# [SET TASK]
Repeat the whole listing exactly as written.

# [DATA EXTRACT]
= = = =
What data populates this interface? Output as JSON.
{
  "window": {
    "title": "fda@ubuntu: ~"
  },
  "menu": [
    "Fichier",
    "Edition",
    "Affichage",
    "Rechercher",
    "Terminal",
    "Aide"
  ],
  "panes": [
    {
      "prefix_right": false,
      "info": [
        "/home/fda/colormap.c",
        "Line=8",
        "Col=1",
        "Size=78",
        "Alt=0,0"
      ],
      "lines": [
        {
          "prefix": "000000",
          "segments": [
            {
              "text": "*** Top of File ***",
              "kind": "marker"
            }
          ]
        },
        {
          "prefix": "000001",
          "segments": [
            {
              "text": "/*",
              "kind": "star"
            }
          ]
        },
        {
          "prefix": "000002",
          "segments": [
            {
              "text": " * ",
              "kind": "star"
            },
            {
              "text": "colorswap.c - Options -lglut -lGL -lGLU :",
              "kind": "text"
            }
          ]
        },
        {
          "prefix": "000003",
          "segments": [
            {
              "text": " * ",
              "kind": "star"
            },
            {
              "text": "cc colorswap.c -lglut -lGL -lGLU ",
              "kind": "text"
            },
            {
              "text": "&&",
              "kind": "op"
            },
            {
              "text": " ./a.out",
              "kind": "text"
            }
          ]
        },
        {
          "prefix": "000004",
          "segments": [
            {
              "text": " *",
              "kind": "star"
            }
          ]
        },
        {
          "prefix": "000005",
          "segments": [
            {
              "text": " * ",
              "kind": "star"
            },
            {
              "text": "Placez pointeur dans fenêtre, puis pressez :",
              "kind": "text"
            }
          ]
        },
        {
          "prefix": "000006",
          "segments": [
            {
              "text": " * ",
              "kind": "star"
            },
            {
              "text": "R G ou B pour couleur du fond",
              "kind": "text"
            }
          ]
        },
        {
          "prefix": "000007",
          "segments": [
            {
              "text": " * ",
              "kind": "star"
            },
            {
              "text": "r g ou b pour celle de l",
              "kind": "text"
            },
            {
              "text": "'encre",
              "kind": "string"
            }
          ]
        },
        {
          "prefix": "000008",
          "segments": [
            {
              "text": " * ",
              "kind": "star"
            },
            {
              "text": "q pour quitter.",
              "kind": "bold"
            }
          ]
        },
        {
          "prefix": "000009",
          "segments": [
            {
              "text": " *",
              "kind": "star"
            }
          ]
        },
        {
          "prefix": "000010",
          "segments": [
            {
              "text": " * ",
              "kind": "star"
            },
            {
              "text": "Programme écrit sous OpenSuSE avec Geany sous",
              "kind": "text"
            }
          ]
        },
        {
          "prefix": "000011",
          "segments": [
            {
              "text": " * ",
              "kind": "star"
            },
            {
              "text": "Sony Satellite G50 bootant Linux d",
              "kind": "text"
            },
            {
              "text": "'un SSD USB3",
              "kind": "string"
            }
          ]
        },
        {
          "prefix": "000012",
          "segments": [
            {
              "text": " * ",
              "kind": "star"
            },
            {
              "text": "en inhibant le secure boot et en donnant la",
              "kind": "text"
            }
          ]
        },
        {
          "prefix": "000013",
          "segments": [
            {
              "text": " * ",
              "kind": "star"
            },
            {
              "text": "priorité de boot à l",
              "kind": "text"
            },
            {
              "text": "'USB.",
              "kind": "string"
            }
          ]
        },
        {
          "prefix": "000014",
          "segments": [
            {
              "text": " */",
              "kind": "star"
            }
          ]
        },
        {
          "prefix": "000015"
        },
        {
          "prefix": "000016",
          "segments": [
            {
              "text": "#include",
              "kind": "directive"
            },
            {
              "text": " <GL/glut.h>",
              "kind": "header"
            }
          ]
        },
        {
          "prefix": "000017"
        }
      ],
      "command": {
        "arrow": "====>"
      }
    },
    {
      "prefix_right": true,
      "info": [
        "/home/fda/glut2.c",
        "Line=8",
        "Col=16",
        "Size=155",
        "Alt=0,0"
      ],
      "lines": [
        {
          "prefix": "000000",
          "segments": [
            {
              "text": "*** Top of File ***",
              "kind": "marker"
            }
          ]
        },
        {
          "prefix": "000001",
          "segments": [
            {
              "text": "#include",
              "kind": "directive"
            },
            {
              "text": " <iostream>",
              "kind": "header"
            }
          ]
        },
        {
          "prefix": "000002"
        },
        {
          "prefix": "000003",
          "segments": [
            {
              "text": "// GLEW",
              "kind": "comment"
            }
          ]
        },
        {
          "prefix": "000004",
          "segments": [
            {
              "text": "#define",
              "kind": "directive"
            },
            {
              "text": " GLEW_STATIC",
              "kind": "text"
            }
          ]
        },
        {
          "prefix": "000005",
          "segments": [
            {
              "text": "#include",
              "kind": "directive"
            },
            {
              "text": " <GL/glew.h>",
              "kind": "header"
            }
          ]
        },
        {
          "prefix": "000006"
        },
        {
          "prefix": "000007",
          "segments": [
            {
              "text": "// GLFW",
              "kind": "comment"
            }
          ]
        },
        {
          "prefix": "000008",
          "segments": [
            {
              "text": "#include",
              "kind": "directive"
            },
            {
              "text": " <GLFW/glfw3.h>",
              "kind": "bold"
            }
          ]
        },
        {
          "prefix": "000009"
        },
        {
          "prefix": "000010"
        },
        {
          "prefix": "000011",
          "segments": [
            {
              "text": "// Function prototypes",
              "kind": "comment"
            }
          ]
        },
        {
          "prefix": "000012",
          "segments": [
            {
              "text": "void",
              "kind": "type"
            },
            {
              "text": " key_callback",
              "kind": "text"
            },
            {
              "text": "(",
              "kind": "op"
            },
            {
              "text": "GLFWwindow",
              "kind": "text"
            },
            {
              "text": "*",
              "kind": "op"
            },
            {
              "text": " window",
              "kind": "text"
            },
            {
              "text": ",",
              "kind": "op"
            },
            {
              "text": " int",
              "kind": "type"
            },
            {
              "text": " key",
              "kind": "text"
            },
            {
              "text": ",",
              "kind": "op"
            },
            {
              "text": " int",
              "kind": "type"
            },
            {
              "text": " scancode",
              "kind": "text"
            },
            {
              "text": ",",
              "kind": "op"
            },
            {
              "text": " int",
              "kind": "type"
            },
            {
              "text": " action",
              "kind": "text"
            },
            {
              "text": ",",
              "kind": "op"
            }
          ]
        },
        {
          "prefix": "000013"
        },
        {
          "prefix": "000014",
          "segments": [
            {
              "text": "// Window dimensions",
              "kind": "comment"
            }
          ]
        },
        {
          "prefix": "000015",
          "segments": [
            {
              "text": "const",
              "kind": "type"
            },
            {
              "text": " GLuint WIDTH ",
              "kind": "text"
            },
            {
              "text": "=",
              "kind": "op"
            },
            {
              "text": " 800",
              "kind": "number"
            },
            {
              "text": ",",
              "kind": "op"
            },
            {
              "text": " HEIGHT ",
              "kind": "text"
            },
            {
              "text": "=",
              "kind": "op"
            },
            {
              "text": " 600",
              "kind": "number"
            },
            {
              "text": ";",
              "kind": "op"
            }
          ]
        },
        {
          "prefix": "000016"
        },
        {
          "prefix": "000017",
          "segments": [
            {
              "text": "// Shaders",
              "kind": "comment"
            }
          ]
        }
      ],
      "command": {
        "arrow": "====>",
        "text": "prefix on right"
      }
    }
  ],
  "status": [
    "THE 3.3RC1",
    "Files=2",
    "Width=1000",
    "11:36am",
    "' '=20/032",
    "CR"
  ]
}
= = = =
# [ANSWER]
What data populates this interface? Output as JSON.
{
  "window": {
    "title": "fda@ubuntu: ~"
  },
  "menu": [
    "Fichier",
    "Edition",
    "Affichage",
    "Rechercher",
    "Terminal",
    "Aide"
  ],
  "panes": [
    {
      "prefix_right": false,
      "info": [
        "/home/fda/colormap.c",
        "Line=8",
        "Col=1",
        "Size=78",
        "Alt=0,0"
      ],
      "lines": [
        {
          "prefix": "000000",
          "segments": [
            {
              "text": "*** Top of File ***",
              "kind": "marker"
            }
          ]
        },
        {
          "prefix": "000001",
          "segments": [
            {
              "text": "/*",
              "kind": "star"
            }
          ]
        },
        {
          "prefix": "000002",
          "segments": [
            {
              "text": " * ",
              "kind": "star"
            },
            {
              "text": "colorswap.c - Options -lglut -lGL -lGLU :",
              "kind": "text"
            }
          ]
        },
        {
          "prefix": "000003",
          "segments": [
            {
              "text": " * ",
              "kind": "star"
            },
            {
              "text": "cc colorswap.c -lglut -lGL -lGLU ",
              "kind": "text"
            },
            {
              "text": "&&",
              "kind": "op"
            },
            {
              "text": " ./a.out",
              "kind": "text"
            }
          ]
        },
        {
          "prefix": "000004",
          "segments": [
            {
              "text": " *",
              "kind": "star"
            }
          ]
        },
        {
          "prefix": "000005",
          "segments": [
            {
              "text": " * ",
              "kind": "star"
            },
            {
              "text": "Placez pointeur dans fenêtre, puis pressez :",
              "kind": "text"
            }
          ]
        },
        {
          "prefix": "000006",
          "segments": [
            {
              "text": " * ",
              "kind": "star"
            },
            {
              "text": "R G ou B pour couleur du fond",
              "kind": "text"
            }
          ]
        },
        {
          "prefix": "000007",
          "segments": [
            {
              "text": " * ",
              "kind": "star"
            },
            {
              "text": "r g ou b pour celle de l",
              "kind": "text"
            },
            {
              "text": "'encre",
              "kind": "string"
            }
          ]
        },
        {
          "prefix": "000008",
          "segments": [
            {
              "text": " * ",
              "kind": "star"
            },
            {
              "text": "q pour quitter.",
              "kind": "bold"
            }
          ]
        },
        {
          "prefix": "000009",
          "segments": [
            {
              "text": " *",
              "kind": "star"
            }
          ]
        },
        {
          "prefix": "000010",
          "segments": [
            {
              "text": " * ",
              "kind": "star"
            },
            {
              "text": "Programme écrit sous OpenSuSE avec Geany sous",
              "kind": "text"
            }
          ]
        },
        {
          "prefix": "000011",
          "segments": [
            {
              "text": " * ",
              "kind": "star"
            },
            {
              "text": "Sony Satellite G50 bootant Linux d",
              "kind": "text"
            },
            {
              "text": "'un SSD USB3",
              "kind": "string"
            }
          ]
        },
        {
          "prefix": "000012",
          "segments": [
            {
              "text": " * ",
              "kind": "star"
            },
            {
              "text": "en inhibant le secure boot et en donnant la",
              "kind": "text"
            }
          ]
        },
        {
          "prefix": "000013",
          "segments": [
            {
              "text": " * ",
              "kind": "star"
            },
            {
              "text": "priorité de boot à l",
              "kind": "text"
            },
            {
              "text": "'USB.",
              "kind": "string"
            }
          ]
        },
        {
          "prefix": "000014",
          "segments": [
            {
              "text": " */",
              "kind": "star"
            }
          ]
        },
        {
          "prefix": "000015"
        },
        {
          "prefix": "000016",
          "segments": [
            {
              "text": "#include",
              "kind": "directive"
            },
            {
              "text": " <GL/glut.h>",
              "kind": "header"
            }
          ]
        },
        {
          "prefix": "000017"
        }
      ],
      "command": {
        "arrow": "====>"
      }
    },
    {
      "prefix_right": true,
      "info": [
        "/home/fda/glut2.c",
        "Line=8",
        "Col=16",
        "Size=155",
        "Alt=0,0"
      ],
      "lines": [
        {
          "prefix": "000000",
          "segments": [
            {
              "text": "*** Top of File ***",
              "kind": "marker"
            }
          ]
        },
        {
          "prefix": "000001",
          "segments": [
            {
              "text": "#include",
              "kind": "directive"
            },
            {
              "text": " <iostream>",
              "kind": "header"
            }
          ]
        },
        {
          "prefix": "000002"
        },
        {
          "prefix": "000003",
          "segments": [
            {
              "text": "// GLEW",
              "kind": "comment"
            }
          ]
        },
        {
          "prefix": "000004",
          "segments": [
            {
              "text": "#define",
              "kind": "directive"
            },
            {
              "text": " GLEW_STATIC",
              "kind": "text"
            }
          ]
        },
        {
          "prefix": "000005",
          "segments": [
            {
              "text": "#include",
              "kind": "directive"
            },
            {
              "text": " <GL/glew.h>",
              "kind": "header"
            }
          ]
        },
        {
          "prefix": "000006"
        },
        {
          "prefix": "000007",
          "segments": [
            {
              "text": "// GLFW",
              "kind": "comment"
            }
          ]
        },
        {
          "prefix": "000008",
          "segments": [
            {
              "text": "#include",
              "kind": "directive"
            },
            {
              "text": " <GLFW/glfw3.h>",
              "kind": "bold"
            }
          ]
        },
        {
          "prefix": "000009"
        },
        {
          "prefix": "000010"
        },
        {
          "prefix": "000011",
          "segments": [
            {
              "text": "// Function prototypes",
              "kind": "comment"
            }
          ]
        },
        {
          "prefix": "000012",
          "segments": [
            {
              "text": "void",
              "kind": "type"
            },
            {
              "text": " key_callback",
              "kind": "text"
            },
            {
              "text": "(",
              "kind": "op"
            },
            {
              "text": "GLFWwindow",
              "kind": "text"
            },
            {
              "text": "*",
              "kind": "op"
            },
            {
              "text": " window",
              "kind": "text"
            },
            {
              "text": ",",
              "kind": "op"
            },
            {
              "text": " int",
              "kind": "type"
            },
            {
              "text": " key",
              "kind": "text"
            },
            {
              "text": ",",
              "kind": "op"
            },
            {
              "text": " int",
              "kind": "type"
            },
            {
              "text": " scancode",
              "kind": "text"
            },
            {
              "text": ",",
              "kind": "op"
            },
            {
              "text": " int",
              "kind": "type"
            },
            {
              "text": " action",
              "kind": "text"
            },
            {
              "text": ",",
              "kind": "op"
            }
          ]
        },
        {
          "prefix": "000013"
        },
        {
          "prefix": "000014",
          "segments": [
            {
              "text": "// Window dimensions",
              "kind": "comment"
            }
          ]
        },
        {
          "prefix": "000015",
          "segments": [
            {
              "text": "const",
              "kind": "type"
            },
            {
              "text": " GLuint WIDTH ",
              "kind": "text"
            },
            {
              "text": "=",
              "kind": "op"
            },
            {
              "text": " 800",
              "kind": "number"
            },
            {
              "text": ",",
              "kind": "op"
            },
            {
              "text": " HEIGHT ",
              "kind": "text"
            },
            {
              "text": "=",
              "kind": "op"
            },
            {
              "text": " 600",
              "kind": "number"
            },
            {
              "text": ";",
              "kind": "op"
            }
          ]
        },
        {
          "prefix": "000016"
        },
        {
          "prefix": "000017",
          "segments": [
            {
              "text": "// Shaders",
              "kind": "comment"
            }
          ]
        }
      ],
      "command": {
        "arrow": "====>",
        "text": "prefix on right"
      }
    }
  ],
  "status": [
    "THE 3.3RC1",
    "Files=2",
    "Width=1000",
    "11:36am",
    "' '=20/032",
    "CR"
  ]
}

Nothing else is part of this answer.